* PROBLEM
Go through the data below line by line and count those containing the word "this". Reply with the count only.

* start DATASET EXTRACT *

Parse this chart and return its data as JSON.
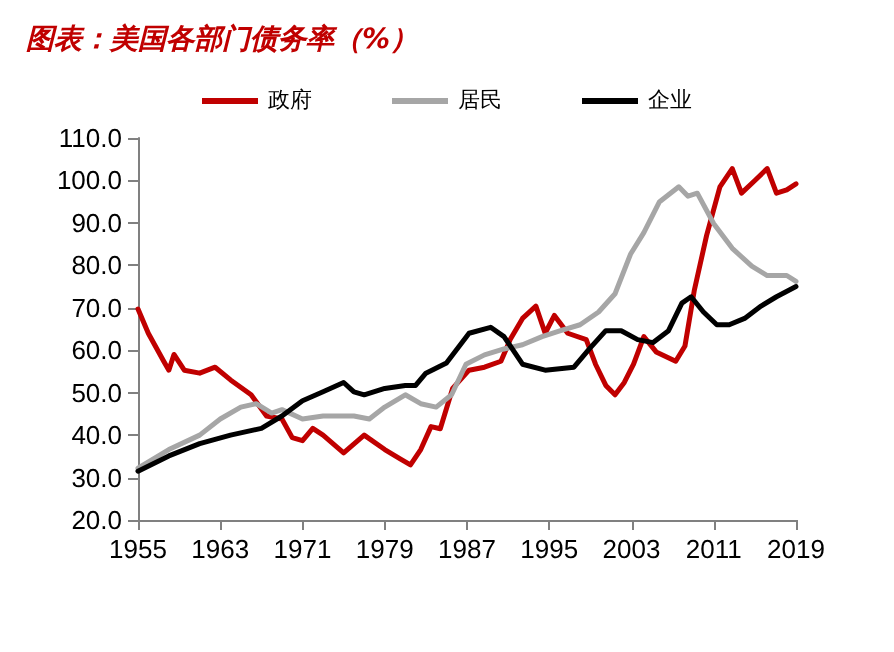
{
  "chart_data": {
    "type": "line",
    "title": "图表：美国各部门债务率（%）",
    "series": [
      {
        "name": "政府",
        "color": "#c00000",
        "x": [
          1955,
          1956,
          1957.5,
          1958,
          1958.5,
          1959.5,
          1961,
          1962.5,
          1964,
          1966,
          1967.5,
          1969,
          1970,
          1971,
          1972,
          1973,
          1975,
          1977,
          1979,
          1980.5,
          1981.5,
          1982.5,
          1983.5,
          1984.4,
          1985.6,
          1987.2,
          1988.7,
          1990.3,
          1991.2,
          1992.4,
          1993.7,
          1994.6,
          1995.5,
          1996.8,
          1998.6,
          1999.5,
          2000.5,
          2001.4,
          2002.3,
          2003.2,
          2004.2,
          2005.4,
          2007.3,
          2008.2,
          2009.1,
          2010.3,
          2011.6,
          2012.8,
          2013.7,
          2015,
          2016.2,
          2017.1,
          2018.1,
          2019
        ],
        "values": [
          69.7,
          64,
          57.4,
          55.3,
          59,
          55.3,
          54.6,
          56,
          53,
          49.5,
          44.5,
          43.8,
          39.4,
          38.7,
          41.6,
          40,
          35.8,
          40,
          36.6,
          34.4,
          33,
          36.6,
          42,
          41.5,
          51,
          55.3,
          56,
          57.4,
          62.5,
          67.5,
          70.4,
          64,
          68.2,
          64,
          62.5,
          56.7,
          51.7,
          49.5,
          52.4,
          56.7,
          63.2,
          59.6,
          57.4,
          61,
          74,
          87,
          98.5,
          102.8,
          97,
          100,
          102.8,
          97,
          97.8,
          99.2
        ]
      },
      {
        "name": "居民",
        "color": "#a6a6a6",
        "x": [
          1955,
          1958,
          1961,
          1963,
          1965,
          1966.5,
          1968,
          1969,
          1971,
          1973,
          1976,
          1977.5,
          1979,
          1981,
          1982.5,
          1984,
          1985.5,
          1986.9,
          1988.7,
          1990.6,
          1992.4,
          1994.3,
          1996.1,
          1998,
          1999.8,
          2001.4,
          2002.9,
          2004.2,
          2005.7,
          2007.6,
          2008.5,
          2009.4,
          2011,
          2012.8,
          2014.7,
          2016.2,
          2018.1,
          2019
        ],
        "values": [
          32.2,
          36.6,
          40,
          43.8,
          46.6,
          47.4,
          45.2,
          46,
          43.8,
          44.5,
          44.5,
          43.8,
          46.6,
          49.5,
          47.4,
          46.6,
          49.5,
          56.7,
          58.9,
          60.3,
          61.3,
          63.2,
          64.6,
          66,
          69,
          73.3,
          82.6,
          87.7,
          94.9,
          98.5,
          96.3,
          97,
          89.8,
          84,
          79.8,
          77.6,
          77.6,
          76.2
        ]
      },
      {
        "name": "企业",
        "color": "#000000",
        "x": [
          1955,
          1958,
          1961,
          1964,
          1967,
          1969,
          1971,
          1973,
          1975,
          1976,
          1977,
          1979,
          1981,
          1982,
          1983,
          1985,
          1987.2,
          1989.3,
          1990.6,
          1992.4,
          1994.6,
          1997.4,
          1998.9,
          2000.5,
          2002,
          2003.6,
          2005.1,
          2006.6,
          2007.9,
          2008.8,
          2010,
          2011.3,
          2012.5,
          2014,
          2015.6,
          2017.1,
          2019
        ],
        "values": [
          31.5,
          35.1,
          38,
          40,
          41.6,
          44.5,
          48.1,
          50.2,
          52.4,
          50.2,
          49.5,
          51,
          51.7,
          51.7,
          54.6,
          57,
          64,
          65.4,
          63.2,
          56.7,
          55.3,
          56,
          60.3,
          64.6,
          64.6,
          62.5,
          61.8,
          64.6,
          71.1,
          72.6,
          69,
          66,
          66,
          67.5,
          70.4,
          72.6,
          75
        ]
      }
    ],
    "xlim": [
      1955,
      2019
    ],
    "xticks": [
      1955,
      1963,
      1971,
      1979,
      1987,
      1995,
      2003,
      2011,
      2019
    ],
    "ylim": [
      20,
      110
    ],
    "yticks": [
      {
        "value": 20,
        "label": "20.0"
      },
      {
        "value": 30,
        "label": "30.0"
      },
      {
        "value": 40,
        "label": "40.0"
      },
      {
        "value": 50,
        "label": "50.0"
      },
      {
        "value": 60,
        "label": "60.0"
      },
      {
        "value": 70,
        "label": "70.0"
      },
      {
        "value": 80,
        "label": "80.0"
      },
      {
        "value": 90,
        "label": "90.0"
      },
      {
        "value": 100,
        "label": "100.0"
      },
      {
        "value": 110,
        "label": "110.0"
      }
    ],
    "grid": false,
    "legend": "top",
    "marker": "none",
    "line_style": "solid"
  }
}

* end DATASET EXTRACT *
* start DATASET EXTRACT *

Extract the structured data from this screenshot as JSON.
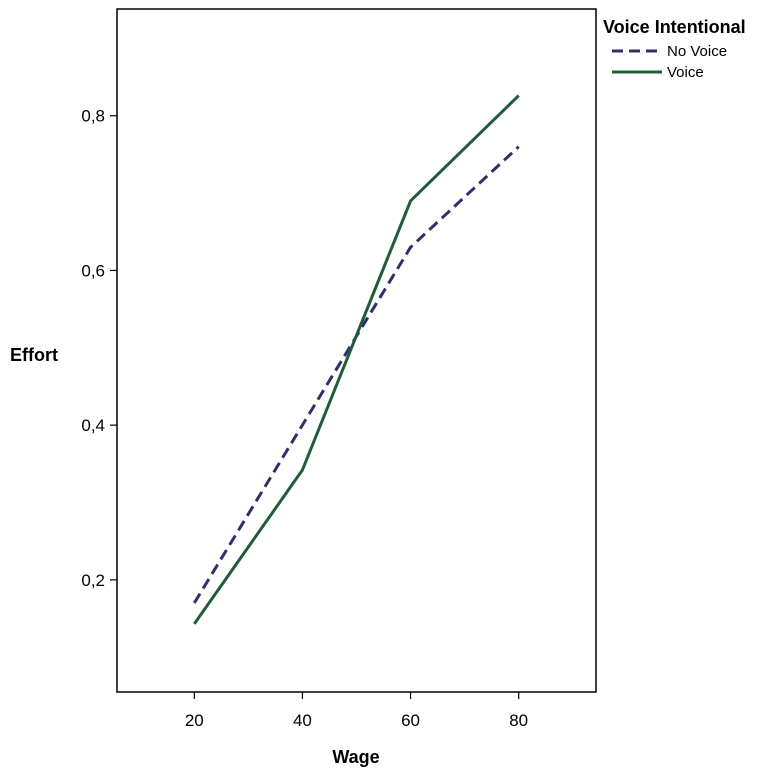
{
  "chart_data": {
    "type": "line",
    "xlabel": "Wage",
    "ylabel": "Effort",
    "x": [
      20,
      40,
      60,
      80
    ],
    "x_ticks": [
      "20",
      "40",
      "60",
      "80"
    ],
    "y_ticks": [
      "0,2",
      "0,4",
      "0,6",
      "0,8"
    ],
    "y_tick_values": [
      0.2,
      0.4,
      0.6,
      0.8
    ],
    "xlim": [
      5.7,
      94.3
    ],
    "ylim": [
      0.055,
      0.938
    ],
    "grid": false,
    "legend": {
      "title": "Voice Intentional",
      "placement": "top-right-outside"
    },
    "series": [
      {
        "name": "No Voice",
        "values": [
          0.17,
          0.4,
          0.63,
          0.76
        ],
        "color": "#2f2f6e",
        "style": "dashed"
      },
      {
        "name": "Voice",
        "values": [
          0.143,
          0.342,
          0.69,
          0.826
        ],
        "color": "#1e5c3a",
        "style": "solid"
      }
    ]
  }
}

* end DATASET EXTRACT *
* start DATASET EXTRACT *

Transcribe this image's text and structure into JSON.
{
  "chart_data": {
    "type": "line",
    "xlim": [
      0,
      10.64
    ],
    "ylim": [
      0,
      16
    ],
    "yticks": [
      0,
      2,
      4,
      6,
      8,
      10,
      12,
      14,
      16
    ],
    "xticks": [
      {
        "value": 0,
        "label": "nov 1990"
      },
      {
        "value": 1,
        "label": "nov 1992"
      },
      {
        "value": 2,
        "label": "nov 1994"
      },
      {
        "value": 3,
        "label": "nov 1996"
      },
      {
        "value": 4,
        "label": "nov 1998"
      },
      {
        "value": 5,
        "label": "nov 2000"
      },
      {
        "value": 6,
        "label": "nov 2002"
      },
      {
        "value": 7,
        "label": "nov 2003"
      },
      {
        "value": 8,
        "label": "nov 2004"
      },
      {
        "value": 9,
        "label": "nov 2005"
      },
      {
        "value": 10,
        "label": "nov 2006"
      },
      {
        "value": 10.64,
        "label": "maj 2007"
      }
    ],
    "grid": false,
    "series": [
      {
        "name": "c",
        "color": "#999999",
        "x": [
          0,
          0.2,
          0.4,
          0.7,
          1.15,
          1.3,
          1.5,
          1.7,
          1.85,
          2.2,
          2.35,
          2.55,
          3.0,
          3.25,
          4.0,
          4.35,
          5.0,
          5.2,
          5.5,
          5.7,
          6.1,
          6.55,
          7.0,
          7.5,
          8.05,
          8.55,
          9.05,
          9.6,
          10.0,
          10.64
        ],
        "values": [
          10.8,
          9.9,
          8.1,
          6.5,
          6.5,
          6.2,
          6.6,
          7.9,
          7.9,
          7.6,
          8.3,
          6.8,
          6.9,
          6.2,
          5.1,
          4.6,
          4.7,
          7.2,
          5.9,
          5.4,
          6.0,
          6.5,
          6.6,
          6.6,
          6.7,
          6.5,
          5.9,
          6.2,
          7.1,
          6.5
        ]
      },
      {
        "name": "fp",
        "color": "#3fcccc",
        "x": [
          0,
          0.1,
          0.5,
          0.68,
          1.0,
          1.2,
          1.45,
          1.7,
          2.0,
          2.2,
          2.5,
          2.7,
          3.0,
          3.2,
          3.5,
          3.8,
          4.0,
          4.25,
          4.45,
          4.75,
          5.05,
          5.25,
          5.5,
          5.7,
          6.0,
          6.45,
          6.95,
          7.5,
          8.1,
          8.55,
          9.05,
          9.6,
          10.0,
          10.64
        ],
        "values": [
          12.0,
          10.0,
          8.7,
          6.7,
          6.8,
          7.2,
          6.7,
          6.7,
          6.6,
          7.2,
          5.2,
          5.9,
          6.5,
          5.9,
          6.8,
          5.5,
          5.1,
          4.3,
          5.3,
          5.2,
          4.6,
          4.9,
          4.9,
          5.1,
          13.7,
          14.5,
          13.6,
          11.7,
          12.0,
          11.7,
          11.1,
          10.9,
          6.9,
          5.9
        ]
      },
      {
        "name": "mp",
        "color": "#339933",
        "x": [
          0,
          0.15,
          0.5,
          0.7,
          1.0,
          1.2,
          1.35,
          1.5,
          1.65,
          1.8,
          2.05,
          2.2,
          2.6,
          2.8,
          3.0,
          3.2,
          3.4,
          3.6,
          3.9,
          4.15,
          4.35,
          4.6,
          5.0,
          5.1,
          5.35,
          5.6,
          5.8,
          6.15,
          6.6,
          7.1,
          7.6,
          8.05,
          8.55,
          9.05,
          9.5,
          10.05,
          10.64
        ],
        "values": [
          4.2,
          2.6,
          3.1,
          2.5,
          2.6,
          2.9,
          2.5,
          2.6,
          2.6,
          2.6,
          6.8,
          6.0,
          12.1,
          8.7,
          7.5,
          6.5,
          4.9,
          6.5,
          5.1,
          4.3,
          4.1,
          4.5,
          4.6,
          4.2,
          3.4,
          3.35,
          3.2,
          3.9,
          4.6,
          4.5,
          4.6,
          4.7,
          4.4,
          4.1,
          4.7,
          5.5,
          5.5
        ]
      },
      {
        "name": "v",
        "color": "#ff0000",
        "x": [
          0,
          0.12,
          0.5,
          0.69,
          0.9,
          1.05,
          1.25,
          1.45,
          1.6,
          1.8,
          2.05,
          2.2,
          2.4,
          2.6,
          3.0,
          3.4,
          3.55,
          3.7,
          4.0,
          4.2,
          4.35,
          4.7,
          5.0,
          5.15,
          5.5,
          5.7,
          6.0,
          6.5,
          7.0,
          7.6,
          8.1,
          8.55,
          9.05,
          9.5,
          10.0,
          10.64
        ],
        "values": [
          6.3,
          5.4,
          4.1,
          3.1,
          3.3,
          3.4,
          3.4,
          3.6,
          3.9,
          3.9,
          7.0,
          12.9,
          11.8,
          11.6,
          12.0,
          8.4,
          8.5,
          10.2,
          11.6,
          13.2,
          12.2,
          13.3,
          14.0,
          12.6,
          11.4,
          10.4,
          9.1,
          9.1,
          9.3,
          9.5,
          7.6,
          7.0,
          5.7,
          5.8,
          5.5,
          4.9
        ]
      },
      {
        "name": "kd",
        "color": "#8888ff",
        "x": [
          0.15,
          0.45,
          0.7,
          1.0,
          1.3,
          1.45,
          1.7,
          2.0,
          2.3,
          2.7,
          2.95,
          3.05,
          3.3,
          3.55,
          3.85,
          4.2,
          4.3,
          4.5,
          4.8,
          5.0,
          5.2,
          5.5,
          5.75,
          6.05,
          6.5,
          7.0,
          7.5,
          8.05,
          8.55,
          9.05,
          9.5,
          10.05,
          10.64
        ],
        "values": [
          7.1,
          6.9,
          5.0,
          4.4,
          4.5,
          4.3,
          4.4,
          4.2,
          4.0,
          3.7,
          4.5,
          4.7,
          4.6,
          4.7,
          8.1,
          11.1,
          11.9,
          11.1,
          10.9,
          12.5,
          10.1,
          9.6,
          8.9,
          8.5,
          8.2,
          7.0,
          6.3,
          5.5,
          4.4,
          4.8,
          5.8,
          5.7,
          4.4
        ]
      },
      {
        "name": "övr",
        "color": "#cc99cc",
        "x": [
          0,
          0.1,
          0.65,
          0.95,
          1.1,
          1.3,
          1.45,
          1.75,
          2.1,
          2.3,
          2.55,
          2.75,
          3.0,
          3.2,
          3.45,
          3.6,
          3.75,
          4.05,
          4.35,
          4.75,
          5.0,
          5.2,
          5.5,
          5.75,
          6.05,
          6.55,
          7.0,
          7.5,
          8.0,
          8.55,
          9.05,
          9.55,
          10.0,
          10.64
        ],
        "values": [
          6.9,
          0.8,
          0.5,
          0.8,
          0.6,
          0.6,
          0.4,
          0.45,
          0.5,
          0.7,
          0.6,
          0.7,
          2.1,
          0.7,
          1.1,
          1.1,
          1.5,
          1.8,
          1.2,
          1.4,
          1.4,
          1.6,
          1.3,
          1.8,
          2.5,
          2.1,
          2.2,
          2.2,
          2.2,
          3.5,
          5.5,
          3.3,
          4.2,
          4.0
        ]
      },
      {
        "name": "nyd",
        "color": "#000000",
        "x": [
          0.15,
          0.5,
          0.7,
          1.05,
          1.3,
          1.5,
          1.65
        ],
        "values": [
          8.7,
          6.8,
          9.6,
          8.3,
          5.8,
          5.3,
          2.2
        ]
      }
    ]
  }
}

* end DATASET EXTRACT *

* TASK OUTPUT
3